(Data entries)
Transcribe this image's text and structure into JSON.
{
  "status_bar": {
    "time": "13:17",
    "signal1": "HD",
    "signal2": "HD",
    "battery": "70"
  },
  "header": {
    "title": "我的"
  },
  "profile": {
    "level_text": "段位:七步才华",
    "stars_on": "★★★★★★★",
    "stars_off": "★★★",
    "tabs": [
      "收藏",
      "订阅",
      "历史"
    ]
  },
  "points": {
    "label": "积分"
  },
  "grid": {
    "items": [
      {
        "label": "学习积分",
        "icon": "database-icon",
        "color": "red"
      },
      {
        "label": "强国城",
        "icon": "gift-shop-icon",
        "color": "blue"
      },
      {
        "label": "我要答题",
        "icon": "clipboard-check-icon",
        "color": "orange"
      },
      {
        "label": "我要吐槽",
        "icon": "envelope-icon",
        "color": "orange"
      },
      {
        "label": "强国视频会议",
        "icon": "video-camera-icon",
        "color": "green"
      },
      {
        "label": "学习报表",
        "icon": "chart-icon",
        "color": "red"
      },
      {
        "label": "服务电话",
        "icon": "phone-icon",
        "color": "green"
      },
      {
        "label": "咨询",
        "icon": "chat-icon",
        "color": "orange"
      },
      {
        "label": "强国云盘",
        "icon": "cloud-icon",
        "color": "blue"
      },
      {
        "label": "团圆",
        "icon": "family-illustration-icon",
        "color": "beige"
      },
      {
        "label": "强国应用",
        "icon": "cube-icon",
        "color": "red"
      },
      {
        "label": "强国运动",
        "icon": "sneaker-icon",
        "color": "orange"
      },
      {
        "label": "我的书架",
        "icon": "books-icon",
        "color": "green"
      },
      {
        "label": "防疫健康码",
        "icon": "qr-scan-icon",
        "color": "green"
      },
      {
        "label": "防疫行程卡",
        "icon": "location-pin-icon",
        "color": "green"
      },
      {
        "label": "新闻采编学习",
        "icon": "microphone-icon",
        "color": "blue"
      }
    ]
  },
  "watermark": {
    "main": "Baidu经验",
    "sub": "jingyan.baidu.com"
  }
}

Set exercise ::
Exactly reproduce all of the entries above.

Exercise solution ::
Transcribe this image's text and structure into JSON.
{
  "status_bar": {
    "time": "13:17",
    "signal1": "HD",
    "signal2": "HD",
    "battery": "70"
  },
  "header": {
    "title": "我的"
  },
  "profile": {
    "level_text": "段位:七步才华",
    "stars_on": "★★★★★★★",
    "stars_off": "★★★",
    "tabs": [
      "收藏",
      "订阅",
      "历史"
    ]
  },
  "points": {
    "label": "积分"
  },
  "grid": {
    "items": [
      {
        "label": "学习积分",
        "icon": "database-icon",
        "color": "red"
      },
      {
        "label": "强国城",
        "icon": "gift-shop-icon",
        "color": "blue"
      },
      {
        "label": "我要答题",
        "icon": "clipboard-check-icon",
        "color": "orange"
      },
      {
        "label": "我要吐槽",
        "icon": "envelope-icon",
        "color": "orange"
      },
      {
        "label": "强国视频会议",
        "icon": "video-camera-icon",
        "color": "green"
      },
      {
        "label": "学习报表",
        "icon": "chart-icon",
        "color": "red"
      },
      {
        "label": "服务电话",
        "icon": "phone-icon",
        "color": "green"
      },
      {
        "label": "咨询",
        "icon": "chat-icon",
        "color": "orange"
      },
      {
        "label": "强国云盘",
        "icon": "cloud-icon",
        "color": "blue"
      },
      {
        "label": "团圆",
        "icon": "family-illustration-icon",
        "color": "beige"
      },
      {
        "label": "强国应用",
        "icon": "cube-icon",
        "color": "red"
      },
      {
        "label": "强国运动",
        "icon": "sneaker-icon",
        "color": "orange"
      },
      {
        "label": "我的书架",
        "icon": "books-icon",
        "color": "green"
      },
      {
        "label": "防疫健康码",
        "icon": "qr-scan-icon",
        "color": "green"
      },
      {
        "label": "防疫行程卡",
        "icon": "location-pin-icon",
        "color": "green"
      },
      {
        "label": "新闻采编学习",
        "icon": "microphone-icon",
        "color": "blue"
      }
    ]
  },
  "watermark": {
    "main": "Baidu经验",
    "sub": "jingyan.baidu.com"
  }
}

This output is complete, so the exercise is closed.